— begin —

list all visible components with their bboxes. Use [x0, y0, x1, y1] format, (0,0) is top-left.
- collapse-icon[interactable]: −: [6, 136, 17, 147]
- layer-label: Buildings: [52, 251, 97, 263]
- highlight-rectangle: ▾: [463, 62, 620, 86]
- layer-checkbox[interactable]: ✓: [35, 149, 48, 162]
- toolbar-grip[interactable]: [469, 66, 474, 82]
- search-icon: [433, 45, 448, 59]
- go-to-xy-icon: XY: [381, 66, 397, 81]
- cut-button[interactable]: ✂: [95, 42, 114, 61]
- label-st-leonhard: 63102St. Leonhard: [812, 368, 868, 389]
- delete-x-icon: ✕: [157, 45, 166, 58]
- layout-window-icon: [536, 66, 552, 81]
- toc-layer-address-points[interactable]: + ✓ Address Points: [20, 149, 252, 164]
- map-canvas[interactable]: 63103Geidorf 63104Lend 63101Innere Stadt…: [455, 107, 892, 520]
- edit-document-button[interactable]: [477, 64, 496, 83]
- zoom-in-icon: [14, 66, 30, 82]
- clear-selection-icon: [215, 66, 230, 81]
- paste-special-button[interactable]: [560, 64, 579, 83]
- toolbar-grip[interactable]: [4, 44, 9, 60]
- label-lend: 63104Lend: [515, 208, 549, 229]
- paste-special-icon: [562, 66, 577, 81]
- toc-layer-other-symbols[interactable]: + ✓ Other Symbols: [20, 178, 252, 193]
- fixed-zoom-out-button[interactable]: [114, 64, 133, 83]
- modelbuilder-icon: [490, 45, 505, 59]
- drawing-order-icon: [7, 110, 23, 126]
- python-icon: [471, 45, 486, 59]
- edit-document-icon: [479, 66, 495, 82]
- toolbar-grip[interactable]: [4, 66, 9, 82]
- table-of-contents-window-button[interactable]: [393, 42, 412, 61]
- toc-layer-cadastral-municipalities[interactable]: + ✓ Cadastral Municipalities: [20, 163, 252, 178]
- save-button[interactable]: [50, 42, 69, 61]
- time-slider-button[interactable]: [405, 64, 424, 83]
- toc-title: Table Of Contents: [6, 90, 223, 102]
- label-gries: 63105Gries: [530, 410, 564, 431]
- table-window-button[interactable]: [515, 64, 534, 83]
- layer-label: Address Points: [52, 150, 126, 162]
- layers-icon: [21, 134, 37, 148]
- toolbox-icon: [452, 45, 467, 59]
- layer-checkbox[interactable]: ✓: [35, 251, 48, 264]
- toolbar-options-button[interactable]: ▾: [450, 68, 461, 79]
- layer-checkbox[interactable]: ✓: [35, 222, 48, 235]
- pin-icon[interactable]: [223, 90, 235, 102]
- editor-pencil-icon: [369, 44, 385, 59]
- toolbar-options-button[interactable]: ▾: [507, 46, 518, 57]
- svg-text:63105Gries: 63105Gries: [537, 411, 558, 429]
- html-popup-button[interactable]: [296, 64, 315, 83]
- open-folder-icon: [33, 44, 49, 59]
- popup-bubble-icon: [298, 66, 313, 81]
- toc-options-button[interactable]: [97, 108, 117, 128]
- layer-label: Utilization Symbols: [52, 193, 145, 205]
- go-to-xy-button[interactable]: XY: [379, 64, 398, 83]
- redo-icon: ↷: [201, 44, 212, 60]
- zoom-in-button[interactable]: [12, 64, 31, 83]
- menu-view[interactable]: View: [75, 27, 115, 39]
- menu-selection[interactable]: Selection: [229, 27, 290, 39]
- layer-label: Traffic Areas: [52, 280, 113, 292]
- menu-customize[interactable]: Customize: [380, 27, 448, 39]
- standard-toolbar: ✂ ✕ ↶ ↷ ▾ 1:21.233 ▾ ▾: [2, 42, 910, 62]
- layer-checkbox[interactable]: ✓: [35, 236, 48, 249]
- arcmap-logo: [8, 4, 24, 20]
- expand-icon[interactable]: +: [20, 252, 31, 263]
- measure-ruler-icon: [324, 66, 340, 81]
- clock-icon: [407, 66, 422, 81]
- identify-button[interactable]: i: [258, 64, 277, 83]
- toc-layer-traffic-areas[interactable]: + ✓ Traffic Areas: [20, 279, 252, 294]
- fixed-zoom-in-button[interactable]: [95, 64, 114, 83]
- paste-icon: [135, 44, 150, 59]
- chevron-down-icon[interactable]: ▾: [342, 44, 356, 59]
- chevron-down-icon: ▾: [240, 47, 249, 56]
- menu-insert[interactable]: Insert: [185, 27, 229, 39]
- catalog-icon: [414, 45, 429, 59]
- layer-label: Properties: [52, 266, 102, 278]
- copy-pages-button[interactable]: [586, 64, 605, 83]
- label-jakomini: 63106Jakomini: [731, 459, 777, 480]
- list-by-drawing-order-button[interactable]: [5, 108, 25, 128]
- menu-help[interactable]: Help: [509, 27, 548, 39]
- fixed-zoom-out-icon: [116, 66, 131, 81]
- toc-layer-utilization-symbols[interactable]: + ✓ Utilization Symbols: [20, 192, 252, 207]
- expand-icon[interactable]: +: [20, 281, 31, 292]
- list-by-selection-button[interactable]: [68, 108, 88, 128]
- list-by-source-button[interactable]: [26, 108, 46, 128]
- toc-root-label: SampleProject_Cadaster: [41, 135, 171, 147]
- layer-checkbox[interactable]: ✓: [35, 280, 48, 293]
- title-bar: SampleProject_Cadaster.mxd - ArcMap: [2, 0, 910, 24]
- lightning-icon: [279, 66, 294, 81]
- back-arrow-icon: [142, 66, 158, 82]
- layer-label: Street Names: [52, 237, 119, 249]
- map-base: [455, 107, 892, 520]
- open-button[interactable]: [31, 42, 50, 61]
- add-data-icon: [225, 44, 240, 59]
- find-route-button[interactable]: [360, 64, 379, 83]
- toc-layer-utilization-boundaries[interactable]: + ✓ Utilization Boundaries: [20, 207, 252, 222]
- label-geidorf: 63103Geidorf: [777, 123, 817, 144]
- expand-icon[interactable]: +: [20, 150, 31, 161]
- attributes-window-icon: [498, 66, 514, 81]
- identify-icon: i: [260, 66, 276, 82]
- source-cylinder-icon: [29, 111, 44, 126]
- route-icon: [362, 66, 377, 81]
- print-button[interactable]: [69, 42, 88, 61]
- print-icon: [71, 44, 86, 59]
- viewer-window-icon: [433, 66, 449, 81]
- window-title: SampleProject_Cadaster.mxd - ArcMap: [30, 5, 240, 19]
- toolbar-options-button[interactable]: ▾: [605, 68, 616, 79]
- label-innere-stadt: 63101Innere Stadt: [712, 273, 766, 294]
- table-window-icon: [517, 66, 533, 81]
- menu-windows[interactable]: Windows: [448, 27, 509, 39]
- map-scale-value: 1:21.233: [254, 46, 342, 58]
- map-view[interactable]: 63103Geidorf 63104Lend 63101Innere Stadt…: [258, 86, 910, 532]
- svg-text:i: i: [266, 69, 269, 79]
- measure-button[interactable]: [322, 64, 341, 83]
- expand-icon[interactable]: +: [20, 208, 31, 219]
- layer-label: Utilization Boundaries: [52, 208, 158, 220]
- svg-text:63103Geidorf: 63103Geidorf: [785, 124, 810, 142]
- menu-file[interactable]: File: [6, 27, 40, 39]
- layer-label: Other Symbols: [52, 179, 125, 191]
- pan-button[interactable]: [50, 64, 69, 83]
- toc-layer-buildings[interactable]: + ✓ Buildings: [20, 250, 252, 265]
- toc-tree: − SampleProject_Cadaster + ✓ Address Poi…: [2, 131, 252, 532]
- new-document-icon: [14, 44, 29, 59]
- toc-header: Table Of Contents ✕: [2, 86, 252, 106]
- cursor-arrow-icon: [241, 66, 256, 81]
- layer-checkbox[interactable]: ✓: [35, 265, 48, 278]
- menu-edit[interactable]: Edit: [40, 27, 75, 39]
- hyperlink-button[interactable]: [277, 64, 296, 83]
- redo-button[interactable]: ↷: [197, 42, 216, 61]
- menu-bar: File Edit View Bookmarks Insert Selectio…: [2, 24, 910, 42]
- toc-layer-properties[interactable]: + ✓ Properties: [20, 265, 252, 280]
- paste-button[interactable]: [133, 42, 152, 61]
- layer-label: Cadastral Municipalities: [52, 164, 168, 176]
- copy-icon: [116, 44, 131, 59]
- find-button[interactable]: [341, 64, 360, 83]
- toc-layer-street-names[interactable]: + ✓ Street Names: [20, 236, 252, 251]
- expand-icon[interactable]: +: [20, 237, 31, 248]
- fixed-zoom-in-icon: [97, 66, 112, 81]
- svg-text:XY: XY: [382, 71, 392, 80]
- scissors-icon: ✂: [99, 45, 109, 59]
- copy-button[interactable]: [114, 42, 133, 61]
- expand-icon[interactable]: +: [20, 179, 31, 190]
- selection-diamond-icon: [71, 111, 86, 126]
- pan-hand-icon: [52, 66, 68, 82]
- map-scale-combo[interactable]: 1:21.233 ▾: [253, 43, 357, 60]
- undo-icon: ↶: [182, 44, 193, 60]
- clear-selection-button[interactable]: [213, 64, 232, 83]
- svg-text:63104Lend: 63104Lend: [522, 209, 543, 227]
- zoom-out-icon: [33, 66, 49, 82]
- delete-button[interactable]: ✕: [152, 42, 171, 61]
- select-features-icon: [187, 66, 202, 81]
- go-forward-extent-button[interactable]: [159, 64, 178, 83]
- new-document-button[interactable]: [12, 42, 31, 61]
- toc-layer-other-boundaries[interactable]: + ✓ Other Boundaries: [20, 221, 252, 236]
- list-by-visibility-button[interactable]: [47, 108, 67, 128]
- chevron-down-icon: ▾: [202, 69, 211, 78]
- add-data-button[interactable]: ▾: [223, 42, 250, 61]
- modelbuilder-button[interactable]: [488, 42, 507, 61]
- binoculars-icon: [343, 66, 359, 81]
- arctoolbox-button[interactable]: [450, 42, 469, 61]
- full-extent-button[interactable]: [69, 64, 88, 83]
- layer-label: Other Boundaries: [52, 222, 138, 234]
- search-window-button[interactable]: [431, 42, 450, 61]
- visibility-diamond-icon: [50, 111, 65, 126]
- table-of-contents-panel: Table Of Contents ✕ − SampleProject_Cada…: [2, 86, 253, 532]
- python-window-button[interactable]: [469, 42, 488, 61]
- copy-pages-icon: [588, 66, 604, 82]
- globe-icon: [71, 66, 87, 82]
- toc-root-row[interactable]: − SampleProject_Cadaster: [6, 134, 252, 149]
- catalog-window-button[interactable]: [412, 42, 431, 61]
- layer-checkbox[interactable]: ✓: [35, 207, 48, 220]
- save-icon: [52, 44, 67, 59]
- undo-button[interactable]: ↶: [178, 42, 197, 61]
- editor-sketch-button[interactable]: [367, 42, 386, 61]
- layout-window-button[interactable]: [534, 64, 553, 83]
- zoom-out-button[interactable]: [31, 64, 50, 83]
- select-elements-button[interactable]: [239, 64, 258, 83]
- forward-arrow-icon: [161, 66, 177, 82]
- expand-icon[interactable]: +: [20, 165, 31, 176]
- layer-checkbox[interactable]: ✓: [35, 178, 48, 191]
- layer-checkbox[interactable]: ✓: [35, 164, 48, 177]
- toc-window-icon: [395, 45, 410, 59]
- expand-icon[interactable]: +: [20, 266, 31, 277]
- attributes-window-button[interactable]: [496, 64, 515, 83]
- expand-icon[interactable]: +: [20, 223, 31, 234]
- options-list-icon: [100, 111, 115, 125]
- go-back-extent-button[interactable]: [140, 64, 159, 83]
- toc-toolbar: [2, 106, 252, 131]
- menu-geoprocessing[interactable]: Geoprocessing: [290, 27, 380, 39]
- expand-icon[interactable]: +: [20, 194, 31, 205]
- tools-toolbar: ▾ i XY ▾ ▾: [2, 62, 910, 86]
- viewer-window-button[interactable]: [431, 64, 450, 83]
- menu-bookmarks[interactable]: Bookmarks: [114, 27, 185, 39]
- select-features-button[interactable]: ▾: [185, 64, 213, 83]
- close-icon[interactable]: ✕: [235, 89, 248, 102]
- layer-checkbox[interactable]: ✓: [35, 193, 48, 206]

— end —

• [The exercise]:
Could you update everything from the start of the data down to the line containing "- cut-button[interactable]: ✂: [95, 42, 114, 61]" by replacing "highlight-rectangle" with "highlight-box" and leaving the rest unchanged?

• [Complete answer]:
list all visible components with their bboxes. Use [x0, y0, x1, y1] format, (0,0) is top-left.
- collapse-icon[interactable]: −: [6, 136, 17, 147]
- layer-label: Buildings: [52, 251, 97, 263]
- highlight-box: ▾: [463, 62, 620, 86]
- layer-checkbox[interactable]: ✓: [35, 149, 48, 162]
- toolbar-grip[interactable]: [469, 66, 474, 82]
- search-icon: [433, 45, 448, 59]
- go-to-xy-icon: XY: [381, 66, 397, 81]
- cut-button[interactable]: ✂: [95, 42, 114, 61]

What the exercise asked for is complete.